● **Task brief**
Could you copy every line from the material below in which "xlabel" appears?

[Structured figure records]
* * * * * * *

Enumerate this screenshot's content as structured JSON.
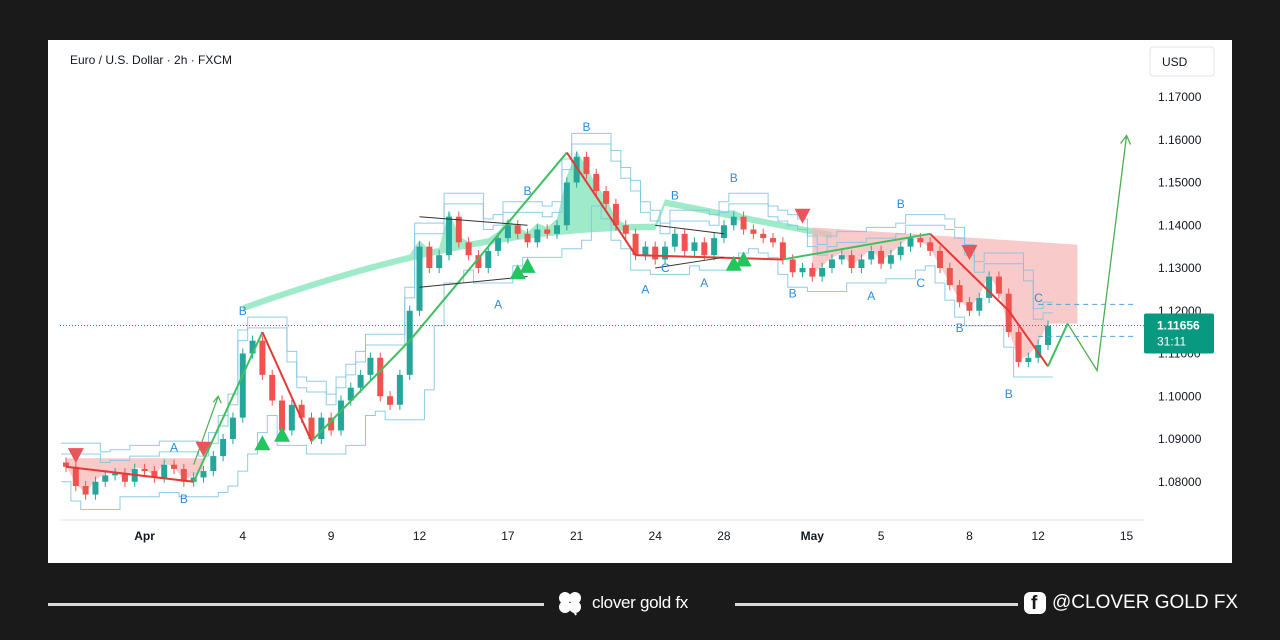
{
  "chart_title": "Euro / U.S. Dollar · 2h · FXCM",
  "currency_button": "USD",
  "price_tag": {
    "price": "1.11656",
    "countdown": "31:11"
  },
  "footer": {
    "brand": "clover gold fx",
    "social": "@CLOVER GOLD FX"
  },
  "colors": {
    "bull": "#26a69a",
    "bear": "#ef5350",
    "wave_label": "#2a8de0",
    "up_fill": "#7fe3b5",
    "down_fill": "#f7b3b3",
    "channel": "#7cc3e3",
    "price_tag": "#089981",
    "forecast": "#4caf50"
  },
  "chart_data": {
    "type": "candlestick",
    "y_ticks": [
      1.17,
      1.16,
      1.15,
      1.14,
      1.13,
      1.12,
      1.11,
      1.1,
      1.09,
      1.08
    ],
    "y_tick_labels": [
      "1.17000",
      "1.16000",
      "1.15000",
      "1.14000",
      "1.13000",
      "1.12000",
      "1.11000",
      "1.10000",
      "1.09000",
      "1.08000"
    ],
    "x_labels": [
      {
        "label": "Apr",
        "bold": true,
        "i": 8
      },
      {
        "label": "4",
        "bold": false,
        "i": 18
      },
      {
        "label": "9",
        "bold": false,
        "i": 27
      },
      {
        "label": "12",
        "bold": false,
        "i": 36
      },
      {
        "label": "17",
        "bold": false,
        "i": 45
      },
      {
        "label": "21",
        "bold": false,
        "i": 52
      },
      {
        "label": "24",
        "bold": false,
        "i": 60
      },
      {
        "label": "28",
        "bold": false,
        "i": 67
      },
      {
        "label": "May",
        "bold": true,
        "i": 76
      },
      {
        "label": "5",
        "bold": false,
        "i": 83
      },
      {
        "label": "8",
        "bold": false,
        "i": 92
      },
      {
        "label": "12",
        "bold": false,
        "i": 99
      },
      {
        "label": "15",
        "bold": false,
        "i": 108
      }
    ],
    "closes": [
      1.0835,
      1.079,
      1.077,
      1.08,
      1.0815,
      1.082,
      1.08,
      1.083,
      1.0825,
      1.081,
      1.084,
      1.083,
      1.08,
      1.081,
      1.0825,
      1.086,
      1.09,
      1.095,
      1.11,
      1.113,
      1.105,
      1.099,
      1.092,
      1.098,
      1.095,
      1.09,
      1.095,
      1.092,
      1.099,
      1.102,
      1.105,
      1.109,
      1.1,
      1.098,
      1.105,
      1.12,
      1.135,
      1.13,
      1.133,
      1.142,
      1.136,
      1.133,
      1.13,
      1.134,
      1.137,
      1.14,
      1.138,
      1.136,
      1.139,
      1.138,
      1.14,
      1.15,
      1.156,
      1.152,
      1.148,
      1.145,
      1.14,
      1.138,
      1.133,
      1.135,
      1.132,
      1.135,
      1.138,
      1.134,
      1.136,
      1.133,
      1.137,
      1.14,
      1.142,
      1.139,
      1.138,
      1.137,
      1.136,
      1.132,
      1.129,
      1.13,
      1.128,
      1.13,
      1.132,
      1.133,
      1.13,
      1.132,
      1.134,
      1.131,
      1.133,
      1.135,
      1.137,
      1.136,
      1.134,
      1.13,
      1.126,
      1.122,
      1.12,
      1.123,
      1.128,
      1.124,
      1.115,
      1.108,
      1.109,
      1.112,
      1.1165
    ],
    "low_point": 1.107,
    "current_price": 1.11656,
    "up_channel": {
      "start": 1.104,
      "peak": 1.145,
      "end": 1.116
    },
    "waves": [
      {
        "i": 0,
        "y": 1.0835
      },
      {
        "i": 13,
        "y": 1.08
      },
      {
        "i": 20,
        "y": 1.115
      },
      {
        "i": 25,
        "y": 1.0895
      },
      {
        "i": 35,
        "y": 1.113
      },
      {
        "i": 51,
        "y": 1.157
      },
      {
        "i": 58,
        "y": 1.133
      },
      {
        "i": 73,
        "y": 1.132
      },
      {
        "i": 88,
        "y": 1.138
      },
      {
        "i": 96,
        "y": 1.12
      },
      {
        "i": 100,
        "y": 1.107
      },
      {
        "i": 102,
        "y": 1.117
      }
    ],
    "forecast": [
      {
        "i": 102,
        "y": 1.117
      },
      {
        "i": 105,
        "y": 1.106
      },
      {
        "i": 108,
        "y": 1.161
      }
    ],
    "wave_labels": [
      {
        "text": "A",
        "i": 11,
        "y": 1.088
      },
      {
        "text": "B",
        "i": 18,
        "y": 1.12
      },
      {
        "text": "B",
        "i": 12,
        "y": 1.076
      },
      {
        "text": "B",
        "i": 47,
        "y": 1.148
      },
      {
        "text": "A",
        "i": 44,
        "y": 1.1215
      },
      {
        "text": "B",
        "i": 53,
        "y": 1.163
      },
      {
        "text": "B",
        "i": 62,
        "y": 1.147
      },
      {
        "text": "A",
        "i": 59,
        "y": 1.125
      },
      {
        "text": "C",
        "i": 61,
        "y": 1.13
      },
      {
        "text": "A",
        "i": 65,
        "y": 1.1265
      },
      {
        "text": "B",
        "i": 68,
        "y": 1.151
      },
      {
        "text": "B",
        "i": 74,
        "y": 1.124
      },
      {
        "text": "A",
        "i": 82,
        "y": 1.1235
      },
      {
        "text": "B",
        "i": 85,
        "y": 1.145
      },
      {
        "text": "C",
        "i": 87,
        "y": 1.1265
      },
      {
        "text": "B",
        "i": 91,
        "y": 1.116
      },
      {
        "text": "B",
        "i": 96,
        "y": 1.1005
      },
      {
        "text": "C",
        "i": 99,
        "y": 1.123
      }
    ],
    "sell_markers": [
      {
        "i": 1,
        "y": 1.086
      },
      {
        "i": 14,
        "y": 1.0875
      },
      {
        "i": 75,
        "y": 1.142
      },
      {
        "i": 92,
        "y": 1.1335
      }
    ],
    "buy_markers": [
      {
        "i": 20,
        "y": 1.089
      },
      {
        "i": 22,
        "y": 1.091
      },
      {
        "i": 46,
        "y": 1.129
      },
      {
        "i": 47,
        "y": 1.1305
      },
      {
        "i": 68,
        "y": 1.131
      },
      {
        "i": 69,
        "y": 1.132
      }
    ]
  }
}
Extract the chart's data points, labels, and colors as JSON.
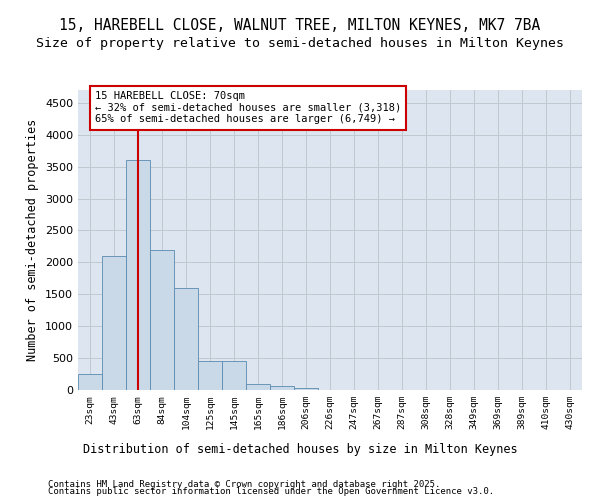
{
  "title1": "15, HAREBELL CLOSE, WALNUT TREE, MILTON KEYNES, MK7 7BA",
  "title2": "Size of property relative to semi-detached houses in Milton Keynes",
  "xlabel": "Distribution of semi-detached houses by size in Milton Keynes",
  "ylabel": "Number of semi-detached properties",
  "footer_line1": "Contains HM Land Registry data © Crown copyright and database right 2025.",
  "footer_line2": "Contains public sector information licensed under the Open Government Licence v3.0.",
  "bin_labels": [
    "23sqm",
    "43sqm",
    "63sqm",
    "84sqm",
    "104sqm",
    "125sqm",
    "145sqm",
    "165sqm",
    "186sqm",
    "206sqm",
    "226sqm",
    "247sqm",
    "267sqm",
    "287sqm",
    "308sqm",
    "328sqm",
    "349sqm",
    "369sqm",
    "389sqm",
    "410sqm",
    "430sqm"
  ],
  "bar_values": [
    250,
    2100,
    3600,
    2200,
    1600,
    450,
    450,
    100,
    60,
    30,
    5,
    0,
    0,
    0,
    0,
    0,
    0,
    0,
    0,
    0,
    0
  ],
  "bar_color": "#c9d9e8",
  "bar_edge_color": "#5a8ab0",
  "grid_color": "#c0c8d0",
  "background_color": "#dde6f0",
  "red_line_x": 2,
  "annotation_line1": "15 HAREBELL CLOSE: 70sqm",
  "annotation_line2": "← 32% of semi-detached houses are smaller (3,318)",
  "annotation_line3": "65% of semi-detached houses are larger (6,749) →",
  "ylim": [
    0,
    4700
  ],
  "yticks": [
    0,
    500,
    1000,
    1500,
    2000,
    2500,
    3000,
    3500,
    4000,
    4500
  ]
}
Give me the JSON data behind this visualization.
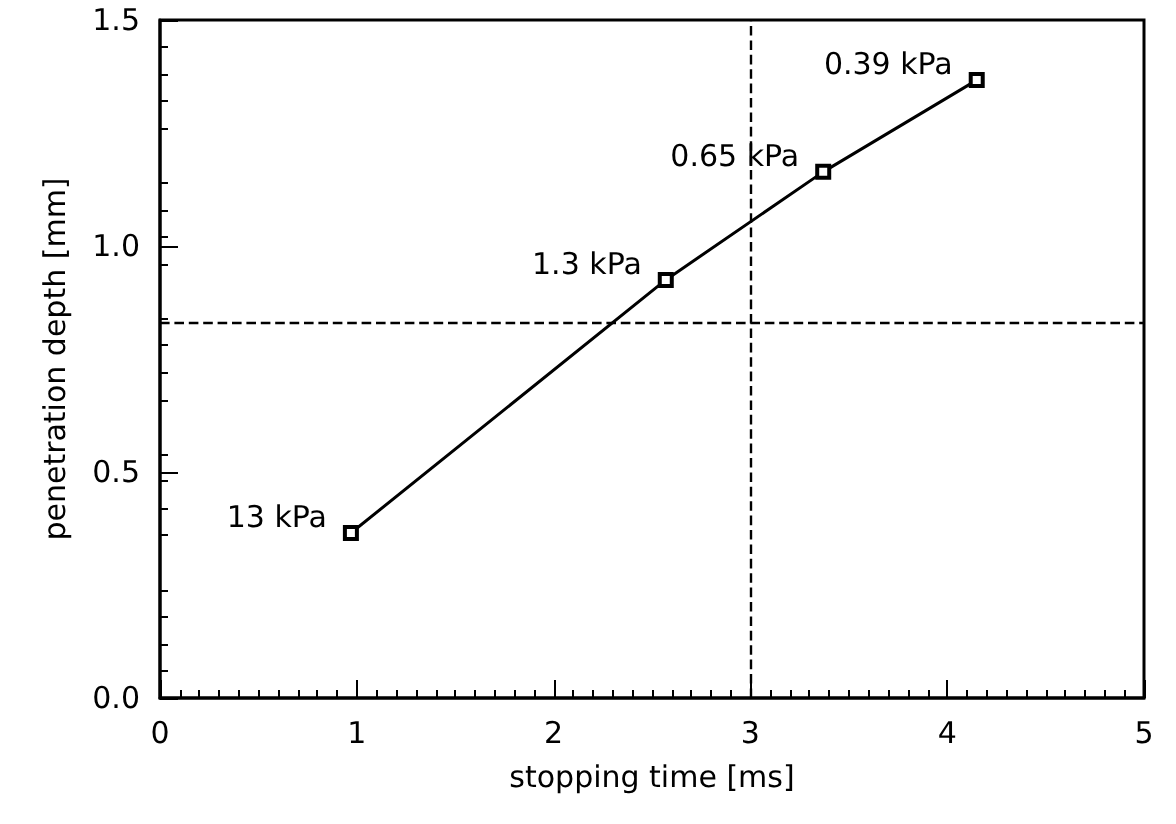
{
  "chart_data": {
    "type": "line",
    "xlabel": "stopping time [ms]",
    "ylabel": "penetration depth [mm]",
    "x": [
      0.97,
      2.57,
      3.37,
      4.15
    ],
    "series": [
      {
        "color": "#000000",
        "values": [
          0.365,
          0.925,
          1.164,
          1.367
        ]
      }
    ],
    "marker": "square",
    "line_style": "solid",
    "xlim": [
      0,
      5
    ],
    "xticks": [
      0,
      1,
      2,
      3,
      4,
      5
    ],
    "ylim": [
      0,
      1.5
    ],
    "yticks": [
      {
        "value": 0,
        "label": "0.0"
      },
      {
        "value": 0.5,
        "label": "0.5"
      },
      {
        "value": 1,
        "label": "1.0"
      },
      {
        "value": 1.5,
        "label": "1.5"
      }
    ],
    "ref_lines": [
      {
        "axis": "x",
        "value": 3,
        "line_style": "dashed",
        "color": "#000000"
      },
      {
        "axis": "y",
        "value": 0.83,
        "line_style": "dashed",
        "color": "#000000"
      }
    ],
    "annotations": [
      {
        "text": "13 kPa",
        "x": 0.97,
        "y": 0.365
      },
      {
        "text": "1.3 kPa",
        "x": 2.57,
        "y": 0.925
      },
      {
        "text": "0.65 kPa",
        "x": 3.37,
        "y": 1.164
      },
      {
        "text": "0.39 kPa",
        "x": 4.15,
        "y": 1.367
      }
    ]
  }
}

* * * * * * *

● **Reply to the task**
  "xlabel": "Distribution of semi-detached houses by size in Milton Keynes",
    "xlabel": "stopping time [ms]",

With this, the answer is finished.